→ Exercise details: Copy the records below in full and leave every image out of the copy.
*** Opening Material supplied ***
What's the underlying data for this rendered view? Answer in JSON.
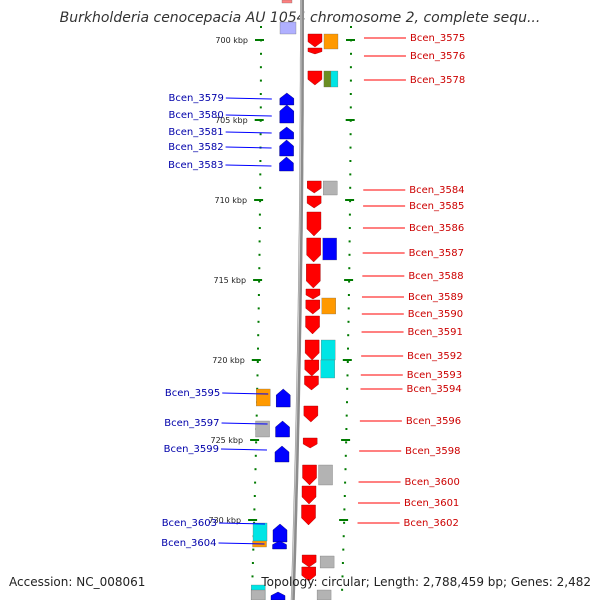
{
  "title": "Burkholderia cenocepacia AU 1054 chromosome 2, complete sequ...",
  "accession_label": "Accession: NC_008061",
  "summary_label": "Topology: circular; Length: 2,788,459 bp; Genes: 2,482",
  "colors": {
    "forward": "#ff0000",
    "reverse": "#0000ff",
    "backbone": "#8c8c8c",
    "ticks": "#007a00",
    "orange": "#ff9900",
    "cyan": "#00e5e5",
    "grey": "#b3b3b3",
    "olive": "#6b8e23",
    "violet": "#b0b0ff",
    "salmon": "#ff8080"
  },
  "scale": {
    "ticks": [
      {
        "kbp": 700,
        "label": "700 kbp"
      },
      {
        "kbp": 705,
        "label": "705 kbp"
      },
      {
        "kbp": 710,
        "label": "710 kbp"
      },
      {
        "kbp": 715,
        "label": "715 kbp"
      },
      {
        "kbp": 720,
        "label": "720 kbp"
      },
      {
        "kbp": 725,
        "label": "725 kbp"
      },
      {
        "kbp": 730,
        "label": "730 kbp"
      }
    ]
  },
  "genes": [
    {
      "label": "Bcen_3575",
      "strand": "+"
    },
    {
      "label": "Bcen_3576",
      "strand": "+"
    },
    {
      "label": "Bcen_3578",
      "strand": "+"
    },
    {
      "label": "Bcen_3579",
      "strand": "-"
    },
    {
      "label": "Bcen_3580",
      "strand": "-"
    },
    {
      "label": "Bcen_3581",
      "strand": "-"
    },
    {
      "label": "Bcen_3582",
      "strand": "-"
    },
    {
      "label": "Bcen_3583",
      "strand": "-"
    },
    {
      "label": "Bcen_3584",
      "strand": "+"
    },
    {
      "label": "Bcen_3585",
      "strand": "+"
    },
    {
      "label": "Bcen_3586",
      "strand": "+"
    },
    {
      "label": "Bcen_3587",
      "strand": "+"
    },
    {
      "label": "Bcen_3588",
      "strand": "+"
    },
    {
      "label": "Bcen_3589",
      "strand": "+"
    },
    {
      "label": "Bcen_3590",
      "strand": "+"
    },
    {
      "label": "Bcen_3591",
      "strand": "+"
    },
    {
      "label": "Bcen_3592",
      "strand": "+"
    },
    {
      "label": "Bcen_3593",
      "strand": "+"
    },
    {
      "label": "Bcen_3594",
      "strand": "+"
    },
    {
      "label": "Bcen_3595",
      "strand": "-"
    },
    {
      "label": "Bcen_3596",
      "strand": "+"
    },
    {
      "label": "Bcen_3597",
      "strand": "-"
    },
    {
      "label": "Bcen_3598",
      "strand": "+"
    },
    {
      "label": "Bcen_3599",
      "strand": "-"
    },
    {
      "label": "Bcen_3600",
      "strand": "+"
    },
    {
      "label": "Bcen_3601",
      "strand": "+"
    },
    {
      "label": "Bcen_3602",
      "strand": "+"
    },
    {
      "label": "Bcen_3603",
      "strand": "-"
    },
    {
      "label": "Bcen_3604",
      "strand": "-"
    }
  ]
}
*** Closing Material supplied ***
→ Output for this task:
What's the underlying data for this rendered view? Answer in JSON.
{
  "title": "Burkholderia cenocepacia AU 1054 chromosome 2, complete sequ...",
  "accession_label": "Accession: NC_008061",
  "summary_label": "Topology: circular; Length: 2,788,459 bp; Genes: 2,482",
  "colors": {
    "forward": "#ff0000",
    "reverse": "#0000ff",
    "backbone": "#8c8c8c",
    "ticks": "#007a00",
    "orange": "#ff9900",
    "cyan": "#00e5e5",
    "grey": "#b3b3b3",
    "olive": "#6b8e23",
    "violet": "#b0b0ff",
    "salmon": "#ff8080"
  },
  "scale": {
    "ticks": [
      {
        "kbp": 700,
        "label": "700 kbp"
      },
      {
        "kbp": 705,
        "label": "705 kbp"
      },
      {
        "kbp": 710,
        "label": "710 kbp"
      },
      {
        "kbp": 715,
        "label": "715 kbp"
      },
      {
        "kbp": 720,
        "label": "720 kbp"
      },
      {
        "kbp": 725,
        "label": "725 kbp"
      },
      {
        "kbp": 730,
        "label": "730 kbp"
      }
    ]
  },
  "genes": [
    {
      "label": "Bcen_3575",
      "strand": "+"
    },
    {
      "label": "Bcen_3576",
      "strand": "+"
    },
    {
      "label": "Bcen_3578",
      "strand": "+"
    },
    {
      "label": "Bcen_3579",
      "strand": "-"
    },
    {
      "label": "Bcen_3580",
      "strand": "-"
    },
    {
      "label": "Bcen_3581",
      "strand": "-"
    },
    {
      "label": "Bcen_3582",
      "strand": "-"
    },
    {
      "label": "Bcen_3583",
      "strand": "-"
    },
    {
      "label": "Bcen_3584",
      "strand": "+"
    },
    {
      "label": "Bcen_3585",
      "strand": "+"
    },
    {
      "label": "Bcen_3586",
      "strand": "+"
    },
    {
      "label": "Bcen_3587",
      "strand": "+"
    },
    {
      "label": "Bcen_3588",
      "strand": "+"
    },
    {
      "label": "Bcen_3589",
      "strand": "+"
    },
    {
      "label": "Bcen_3590",
      "strand": "+"
    },
    {
      "label": "Bcen_3591",
      "strand": "+"
    },
    {
      "label": "Bcen_3592",
      "strand": "+"
    },
    {
      "label": "Bcen_3593",
      "strand": "+"
    },
    {
      "label": "Bcen_3594",
      "strand": "+"
    },
    {
      "label": "Bcen_3595",
      "strand": "-"
    },
    {
      "label": "Bcen_3596",
      "strand": "+"
    },
    {
      "label": "Bcen_3597",
      "strand": "-"
    },
    {
      "label": "Bcen_3598",
      "strand": "+"
    },
    {
      "label": "Bcen_3599",
      "strand": "-"
    },
    {
      "label": "Bcen_3600",
      "strand": "+"
    },
    {
      "label": "Bcen_3601",
      "strand": "+"
    },
    {
      "label": "Bcen_3602",
      "strand": "+"
    },
    {
      "label": "Bcen_3603",
      "strand": "-"
    },
    {
      "label": "Bcen_3604",
      "strand": "-"
    }
  ]
}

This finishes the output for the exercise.